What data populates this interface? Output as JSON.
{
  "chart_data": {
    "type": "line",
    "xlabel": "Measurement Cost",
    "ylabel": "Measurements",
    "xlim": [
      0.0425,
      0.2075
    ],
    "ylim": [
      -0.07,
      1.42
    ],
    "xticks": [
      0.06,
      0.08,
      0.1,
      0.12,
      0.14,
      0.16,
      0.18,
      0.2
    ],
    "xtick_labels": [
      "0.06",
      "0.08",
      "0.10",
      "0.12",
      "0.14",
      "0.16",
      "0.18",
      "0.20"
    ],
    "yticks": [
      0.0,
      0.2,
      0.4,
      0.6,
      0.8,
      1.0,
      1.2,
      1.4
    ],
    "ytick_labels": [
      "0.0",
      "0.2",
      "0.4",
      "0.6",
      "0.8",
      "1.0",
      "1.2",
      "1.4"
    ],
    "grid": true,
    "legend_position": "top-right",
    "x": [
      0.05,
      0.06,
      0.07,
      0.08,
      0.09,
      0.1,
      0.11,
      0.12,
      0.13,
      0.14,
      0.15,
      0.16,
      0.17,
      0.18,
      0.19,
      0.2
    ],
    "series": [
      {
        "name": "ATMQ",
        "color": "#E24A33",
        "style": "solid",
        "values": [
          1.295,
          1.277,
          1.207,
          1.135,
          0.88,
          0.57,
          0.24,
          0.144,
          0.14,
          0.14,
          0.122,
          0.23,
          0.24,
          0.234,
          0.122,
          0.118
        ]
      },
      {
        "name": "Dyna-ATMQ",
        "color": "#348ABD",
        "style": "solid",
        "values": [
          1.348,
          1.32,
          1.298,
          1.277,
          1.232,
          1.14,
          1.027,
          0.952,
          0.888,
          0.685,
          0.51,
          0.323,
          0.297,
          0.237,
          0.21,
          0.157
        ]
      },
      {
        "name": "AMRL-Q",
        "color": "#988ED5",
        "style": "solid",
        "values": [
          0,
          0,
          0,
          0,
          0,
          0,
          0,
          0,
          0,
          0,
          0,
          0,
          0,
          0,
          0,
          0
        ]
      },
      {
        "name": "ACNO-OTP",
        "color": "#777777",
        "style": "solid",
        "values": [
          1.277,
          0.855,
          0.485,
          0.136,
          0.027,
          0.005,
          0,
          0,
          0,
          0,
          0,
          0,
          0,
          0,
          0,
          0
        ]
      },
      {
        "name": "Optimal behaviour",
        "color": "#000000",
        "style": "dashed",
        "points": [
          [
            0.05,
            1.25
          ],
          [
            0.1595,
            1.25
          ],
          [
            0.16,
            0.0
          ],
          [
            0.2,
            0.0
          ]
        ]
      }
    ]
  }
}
_____
• [Given instruction]
Identify each line containing the string "color" and copy it out.

• [Result of the task]
        "color": "#E24A33",
        "color": "#348ABD",
        "color": "#988ED5",
        "color": "#777777",
        "color": "#000000",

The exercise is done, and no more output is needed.